__Records to use__:
+++

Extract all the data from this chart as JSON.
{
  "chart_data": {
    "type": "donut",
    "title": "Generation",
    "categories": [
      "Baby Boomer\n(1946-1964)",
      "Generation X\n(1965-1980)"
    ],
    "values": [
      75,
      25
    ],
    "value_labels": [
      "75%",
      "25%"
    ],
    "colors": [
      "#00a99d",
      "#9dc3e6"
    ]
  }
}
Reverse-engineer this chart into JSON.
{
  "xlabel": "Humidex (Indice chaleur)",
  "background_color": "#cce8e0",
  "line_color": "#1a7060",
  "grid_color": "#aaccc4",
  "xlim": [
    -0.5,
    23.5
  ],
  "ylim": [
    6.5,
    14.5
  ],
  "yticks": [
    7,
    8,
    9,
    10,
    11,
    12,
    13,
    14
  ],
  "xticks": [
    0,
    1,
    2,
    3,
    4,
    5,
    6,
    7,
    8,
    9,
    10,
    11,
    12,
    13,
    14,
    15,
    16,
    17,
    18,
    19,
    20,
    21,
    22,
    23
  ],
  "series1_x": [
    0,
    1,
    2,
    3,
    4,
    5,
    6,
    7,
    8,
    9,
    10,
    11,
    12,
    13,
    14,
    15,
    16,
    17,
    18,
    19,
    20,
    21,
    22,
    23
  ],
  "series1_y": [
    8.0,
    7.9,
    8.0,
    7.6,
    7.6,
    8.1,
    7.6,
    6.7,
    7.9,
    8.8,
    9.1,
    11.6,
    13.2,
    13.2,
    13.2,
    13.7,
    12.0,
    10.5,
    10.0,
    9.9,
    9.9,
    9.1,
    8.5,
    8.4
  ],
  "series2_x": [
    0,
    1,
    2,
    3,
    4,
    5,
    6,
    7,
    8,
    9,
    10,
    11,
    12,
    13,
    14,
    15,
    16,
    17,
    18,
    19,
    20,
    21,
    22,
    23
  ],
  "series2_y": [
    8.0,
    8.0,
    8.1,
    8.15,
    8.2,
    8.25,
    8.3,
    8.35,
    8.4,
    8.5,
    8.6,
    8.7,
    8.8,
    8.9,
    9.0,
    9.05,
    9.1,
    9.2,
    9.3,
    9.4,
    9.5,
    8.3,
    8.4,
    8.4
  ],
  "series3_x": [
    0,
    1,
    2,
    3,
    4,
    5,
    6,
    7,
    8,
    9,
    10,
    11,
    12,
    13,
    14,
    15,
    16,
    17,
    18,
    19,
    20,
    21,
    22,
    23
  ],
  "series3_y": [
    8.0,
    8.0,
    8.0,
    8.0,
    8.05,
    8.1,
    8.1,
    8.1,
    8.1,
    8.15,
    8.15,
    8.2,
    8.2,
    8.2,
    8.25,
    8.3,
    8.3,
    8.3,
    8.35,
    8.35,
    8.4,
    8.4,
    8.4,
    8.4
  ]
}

+++

__Directive__: Transcribe the whole listing with nothing added or left out.

__Response to this task__:
Extract all the data from this chart as JSON.
{
  "chart_data": {
    "type": "donut",
    "title": "Generation",
    "categories": [
      "Baby Boomer\n(1946-1964)",
      "Generation X\n(1965-1980)"
    ],
    "values": [
      75,
      25
    ],
    "value_labels": [
      "75%",
      "25%"
    ],
    "colors": [
      "#00a99d",
      "#9dc3e6"
    ]
  }
}
Reverse-engineer this chart into JSON.
{
  "xlabel": "Humidex (Indice chaleur)",
  "background_color": "#cce8e0",
  "line_color": "#1a7060",
  "grid_color": "#aaccc4",
  "xlim": [
    -0.5,
    23.5
  ],
  "ylim": [
    6.5,
    14.5
  ],
  "yticks": [
    7,
    8,
    9,
    10,
    11,
    12,
    13,
    14
  ],
  "xticks": [
    0,
    1,
    2,
    3,
    4,
    5,
    6,
    7,
    8,
    9,
    10,
    11,
    12,
    13,
    14,
    15,
    16,
    17,
    18,
    19,
    20,
    21,
    22,
    23
  ],
  "series1_x": [
    0,
    1,
    2,
    3,
    4,
    5,
    6,
    7,
    8,
    9,
    10,
    11,
    12,
    13,
    14,
    15,
    16,
    17,
    18,
    19,
    20,
    21,
    22,
    23
  ],
  "series1_y": [
    8.0,
    7.9,
    8.0,
    7.6,
    7.6,
    8.1,
    7.6,
    6.7,
    7.9,
    8.8,
    9.1,
    11.6,
    13.2,
    13.2,
    13.2,
    13.7,
    12.0,
    10.5,
    10.0,
    9.9,
    9.9,
    9.1,
    8.5,
    8.4
  ],
  "series2_x": [
    0,
    1,
    2,
    3,
    4,
    5,
    6,
    7,
    8,
    9,
    10,
    11,
    12,
    13,
    14,
    15,
    16,
    17,
    18,
    19,
    20,
    21,
    22,
    23
  ],
  "series2_y": [
    8.0,
    8.0,
    8.1,
    8.15,
    8.2,
    8.25,
    8.3,
    8.35,
    8.4,
    8.5,
    8.6,
    8.7,
    8.8,
    8.9,
    9.0,
    9.05,
    9.1,
    9.2,
    9.3,
    9.4,
    9.5,
    8.3,
    8.4,
    8.4
  ],
  "series3_x": [
    0,
    1,
    2,
    3,
    4,
    5,
    6,
    7,
    8,
    9,
    10,
    11,
    12,
    13,
    14,
    15,
    16,
    17,
    18,
    19,
    20,
    21,
    22,
    23
  ],
  "series3_y": [
    8.0,
    8.0,
    8.0,
    8.0,
    8.05,
    8.1,
    8.1,
    8.1,
    8.1,
    8.15,
    8.15,
    8.2,
    8.2,
    8.2,
    8.25,
    8.3,
    8.3,
    8.3,
    8.35,
    8.35,
    8.4,
    8.4,
    8.4,
    8.4
  ]
}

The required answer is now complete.